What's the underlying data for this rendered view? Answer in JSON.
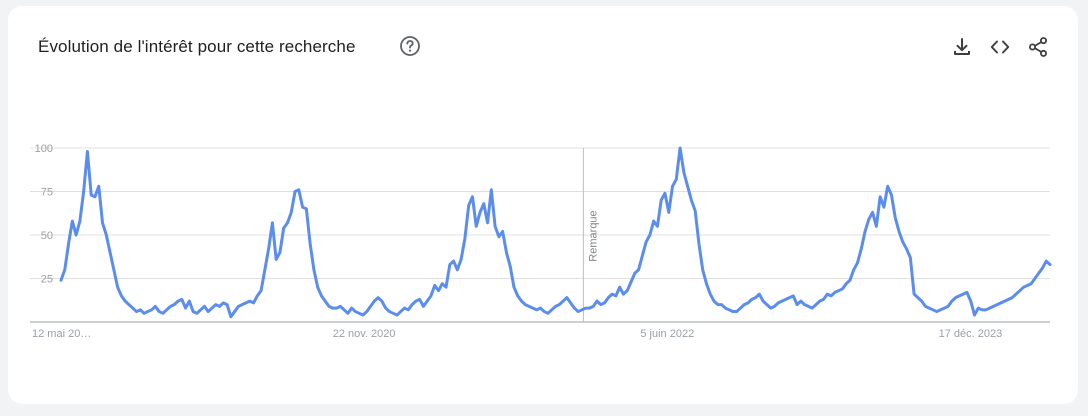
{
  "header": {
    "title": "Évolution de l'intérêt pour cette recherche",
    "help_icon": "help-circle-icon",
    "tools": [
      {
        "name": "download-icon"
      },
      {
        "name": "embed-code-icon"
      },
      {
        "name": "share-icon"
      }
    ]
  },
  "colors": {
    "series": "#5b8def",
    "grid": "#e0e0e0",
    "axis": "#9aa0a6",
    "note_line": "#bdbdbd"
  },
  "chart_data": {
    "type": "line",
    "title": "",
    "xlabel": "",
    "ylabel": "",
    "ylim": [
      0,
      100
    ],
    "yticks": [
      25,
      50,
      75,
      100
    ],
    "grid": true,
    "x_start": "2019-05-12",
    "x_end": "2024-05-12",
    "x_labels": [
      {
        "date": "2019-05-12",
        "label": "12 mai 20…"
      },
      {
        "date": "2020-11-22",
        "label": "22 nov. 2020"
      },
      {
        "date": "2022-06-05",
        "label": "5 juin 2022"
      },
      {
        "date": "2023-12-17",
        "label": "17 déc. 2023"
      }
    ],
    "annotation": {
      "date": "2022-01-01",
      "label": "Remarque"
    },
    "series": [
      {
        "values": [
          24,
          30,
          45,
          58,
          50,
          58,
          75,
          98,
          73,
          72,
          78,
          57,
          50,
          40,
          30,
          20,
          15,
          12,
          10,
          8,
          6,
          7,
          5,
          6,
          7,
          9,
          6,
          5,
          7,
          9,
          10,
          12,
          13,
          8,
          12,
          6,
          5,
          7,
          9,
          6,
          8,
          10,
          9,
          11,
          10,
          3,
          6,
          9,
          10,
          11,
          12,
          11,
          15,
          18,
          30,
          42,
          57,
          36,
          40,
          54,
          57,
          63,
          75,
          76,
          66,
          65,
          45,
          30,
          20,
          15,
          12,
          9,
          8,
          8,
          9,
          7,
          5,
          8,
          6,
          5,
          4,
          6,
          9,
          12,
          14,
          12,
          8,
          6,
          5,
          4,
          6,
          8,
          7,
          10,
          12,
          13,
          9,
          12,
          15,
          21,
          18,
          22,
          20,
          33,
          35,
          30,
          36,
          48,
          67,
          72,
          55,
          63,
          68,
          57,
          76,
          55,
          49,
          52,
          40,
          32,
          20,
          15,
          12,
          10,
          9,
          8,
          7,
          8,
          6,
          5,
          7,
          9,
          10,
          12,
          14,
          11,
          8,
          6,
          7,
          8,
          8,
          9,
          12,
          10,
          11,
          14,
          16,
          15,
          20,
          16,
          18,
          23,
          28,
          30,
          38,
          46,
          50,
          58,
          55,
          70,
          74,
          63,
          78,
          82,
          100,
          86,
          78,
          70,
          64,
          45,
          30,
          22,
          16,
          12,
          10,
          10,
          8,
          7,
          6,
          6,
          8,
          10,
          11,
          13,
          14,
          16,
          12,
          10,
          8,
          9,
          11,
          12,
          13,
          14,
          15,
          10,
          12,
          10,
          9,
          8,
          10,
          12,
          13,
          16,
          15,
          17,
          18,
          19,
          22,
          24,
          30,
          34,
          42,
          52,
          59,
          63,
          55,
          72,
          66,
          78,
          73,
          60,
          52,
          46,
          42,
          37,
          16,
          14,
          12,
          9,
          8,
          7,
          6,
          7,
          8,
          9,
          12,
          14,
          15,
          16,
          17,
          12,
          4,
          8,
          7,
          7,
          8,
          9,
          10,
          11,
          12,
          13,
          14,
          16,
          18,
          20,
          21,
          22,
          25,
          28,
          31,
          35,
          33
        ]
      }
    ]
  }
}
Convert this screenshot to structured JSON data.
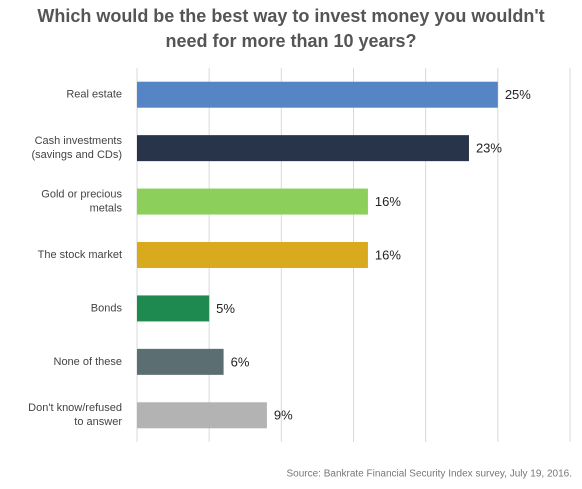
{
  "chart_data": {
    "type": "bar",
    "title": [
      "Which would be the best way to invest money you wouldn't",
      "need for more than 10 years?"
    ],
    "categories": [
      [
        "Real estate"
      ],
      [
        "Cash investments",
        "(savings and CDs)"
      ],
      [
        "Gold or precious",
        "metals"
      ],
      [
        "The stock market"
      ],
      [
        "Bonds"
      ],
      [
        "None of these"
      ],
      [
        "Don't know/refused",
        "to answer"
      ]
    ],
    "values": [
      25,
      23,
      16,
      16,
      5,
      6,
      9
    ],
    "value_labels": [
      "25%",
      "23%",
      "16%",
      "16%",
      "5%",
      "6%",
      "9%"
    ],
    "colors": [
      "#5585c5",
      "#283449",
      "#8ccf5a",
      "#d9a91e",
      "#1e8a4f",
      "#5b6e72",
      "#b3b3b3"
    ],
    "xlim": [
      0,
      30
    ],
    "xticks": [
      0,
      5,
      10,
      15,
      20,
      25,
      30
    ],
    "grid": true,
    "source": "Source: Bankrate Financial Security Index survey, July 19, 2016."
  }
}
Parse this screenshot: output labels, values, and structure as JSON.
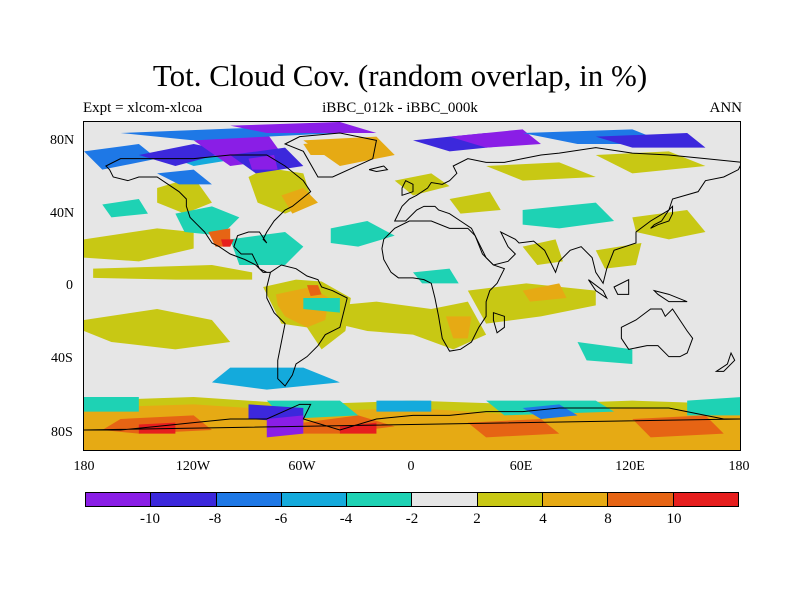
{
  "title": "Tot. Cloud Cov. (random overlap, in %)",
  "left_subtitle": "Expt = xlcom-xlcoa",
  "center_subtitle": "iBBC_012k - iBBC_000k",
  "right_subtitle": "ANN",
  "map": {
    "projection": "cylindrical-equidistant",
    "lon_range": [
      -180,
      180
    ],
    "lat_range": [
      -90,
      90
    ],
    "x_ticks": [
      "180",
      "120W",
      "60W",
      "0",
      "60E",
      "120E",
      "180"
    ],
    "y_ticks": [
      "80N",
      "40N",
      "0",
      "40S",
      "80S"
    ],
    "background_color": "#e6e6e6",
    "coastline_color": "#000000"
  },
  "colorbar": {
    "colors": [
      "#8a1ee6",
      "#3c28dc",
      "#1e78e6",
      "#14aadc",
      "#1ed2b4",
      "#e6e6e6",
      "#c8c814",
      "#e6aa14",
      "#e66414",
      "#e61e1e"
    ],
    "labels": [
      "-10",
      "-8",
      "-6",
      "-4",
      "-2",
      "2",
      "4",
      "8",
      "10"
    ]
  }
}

→ **Work to be completed**
Reproduce all entries exactly. Pictures do not belong in the copy.

→ **Task response**
What's the underlying data for this rendered view? Answer in JSON.
{
  "header": {
    "title": "Évolution de l'intérêt pour cette recherche",
    "help_icon": "help-circle-icon",
    "tools": [
      {
        "name": "download-icon"
      },
      {
        "name": "embed-code-icon"
      },
      {
        "name": "share-icon"
      }
    ]
  },
  "colors": {
    "series": "#5b8def",
    "grid": "#e0e0e0",
    "axis": "#9aa0a6",
    "note_line": "#bdbdbd"
  },
  "chart_data": {
    "type": "line",
    "title": "",
    "xlabel": "",
    "ylabel": "",
    "ylim": [
      0,
      100
    ],
    "yticks": [
      25,
      50,
      75,
      100
    ],
    "grid": true,
    "x_start": "2019-05-12",
    "x_end": "2024-05-12",
    "x_labels": [
      {
        "date": "2019-05-12",
        "label": "12 mai 20…"
      },
      {
        "date": "2020-11-22",
        "label": "22 nov. 2020"
      },
      {
        "date": "2022-06-05",
        "label": "5 juin 2022"
      },
      {
        "date": "2023-12-17",
        "label": "17 déc. 2023"
      }
    ],
    "annotation": {
      "date": "2022-01-01",
      "label": "Remarque"
    },
    "series": [
      {
        "values": [
          24,
          30,
          45,
          58,
          50,
          58,
          75,
          98,
          73,
          72,
          78,
          57,
          50,
          40,
          30,
          20,
          15,
          12,
          10,
          8,
          6,
          7,
          5,
          6,
          7,
          9,
          6,
          5,
          7,
          9,
          10,
          12,
          13,
          8,
          12,
          6,
          5,
          7,
          9,
          6,
          8,
          10,
          9,
          11,
          10,
          3,
          6,
          9,
          10,
          11,
          12,
          11,
          15,
          18,
          30,
          42,
          57,
          36,
          40,
          54,
          57,
          63,
          75,
          76,
          66,
          65,
          45,
          30,
          20,
          15,
          12,
          9,
          8,
          8,
          9,
          7,
          5,
          8,
          6,
          5,
          4,
          6,
          9,
          12,
          14,
          12,
          8,
          6,
          5,
          4,
          6,
          8,
          7,
          10,
          12,
          13,
          9,
          12,
          15,
          21,
          18,
          22,
          20,
          33,
          35,
          30,
          36,
          48,
          67,
          72,
          55,
          63,
          68,
          57,
          76,
          55,
          49,
          52,
          40,
          32,
          20,
          15,
          12,
          10,
          9,
          8,
          7,
          8,
          6,
          5,
          7,
          9,
          10,
          12,
          14,
          11,
          8,
          6,
          7,
          8,
          8,
          9,
          12,
          10,
          11,
          14,
          16,
          15,
          20,
          16,
          18,
          23,
          28,
          30,
          38,
          46,
          50,
          58,
          55,
          70,
          74,
          63,
          78,
          82,
          100,
          86,
          78,
          70,
          64,
          45,
          30,
          22,
          16,
          12,
          10,
          10,
          8,
          7,
          6,
          6,
          8,
          10,
          11,
          13,
          14,
          16,
          12,
          10,
          8,
          9,
          11,
          12,
          13,
          14,
          15,
          10,
          12,
          10,
          9,
          8,
          10,
          12,
          13,
          16,
          15,
          17,
          18,
          19,
          22,
          24,
          30,
          34,
          42,
          52,
          59,
          63,
          55,
          72,
          66,
          78,
          73,
          60,
          52,
          46,
          42,
          37,
          16,
          14,
          12,
          9,
          8,
          7,
          6,
          7,
          8,
          9,
          12,
          14,
          15,
          16,
          17,
          12,
          4,
          8,
          7,
          7,
          8,
          9,
          10,
          11,
          12,
          13,
          14,
          16,
          18,
          20,
          21,
          22,
          25,
          28,
          31,
          35,
          33
        ]
      }
    ]
  }
}
Convert this screenshot to structured JSON data.
{
  "chart_data": {
    "type": "bar",
    "title": [
      "Which would be the best way to invest money you wouldn't",
      "need for more than 10 years?"
    ],
    "categories": [
      [
        "Real estate"
      ],
      [
        "Cash investments",
        "(savings and CDs)"
      ],
      [
        "Gold or precious",
        "metals"
      ],
      [
        "The stock market"
      ],
      [
        "Bonds"
      ],
      [
        "None of these"
      ],
      [
        "Don't know/refused",
        "to answer"
      ]
    ],
    "values": [
      25,
      23,
      16,
      16,
      5,
      6,
      9
    ],
    "value_labels": [
      "25%",
      "23%",
      "16%",
      "16%",
      "5%",
      "6%",
      "9%"
    ],
    "colors": [
      "#5585c5",
      "#283449",
      "#8ccf5a",
      "#d9a91e",
      "#1e8a4f",
      "#5b6e72",
      "#b3b3b3"
    ],
    "xlim": [
      0,
      30
    ],
    "xticks": [
      0,
      5,
      10,
      15,
      20,
      25,
      30
    ],
    "grid": true,
    "source": "Source: Bankrate Financial Security Index survey, July 19, 2016."
  }
}
Parse this screenshot: output labels, values, and structure as JSON.
{
  "title": "Tot. Cloud Cov. (random overlap, in %)",
  "left_subtitle": "Expt = xlcom-xlcoa",
  "center_subtitle": "iBBC_012k - iBBC_000k",
  "right_subtitle": "ANN",
  "map": {
    "projection": "cylindrical-equidistant",
    "lon_range": [
      -180,
      180
    ],
    "lat_range": [
      -90,
      90
    ],
    "x_ticks": [
      "180",
      "120W",
      "60W",
      "0",
      "60E",
      "120E",
      "180"
    ],
    "y_ticks": [
      "80N",
      "40N",
      "0",
      "40S",
      "80S"
    ],
    "background_color": "#e6e6e6",
    "coastline_color": "#000000"
  },
  "colorbar": {
    "colors": [
      "#8a1ee6",
      "#3c28dc",
      "#1e78e6",
      "#14aadc",
      "#1ed2b4",
      "#e6e6e6",
      "#c8c814",
      "#e6aa14",
      "#e66414",
      "#e61e1e"
    ],
    "labels": [
      "-10",
      "-8",
      "-6",
      "-4",
      "-2",
      "2",
      "4",
      "8",
      "10"
    ]
  }
}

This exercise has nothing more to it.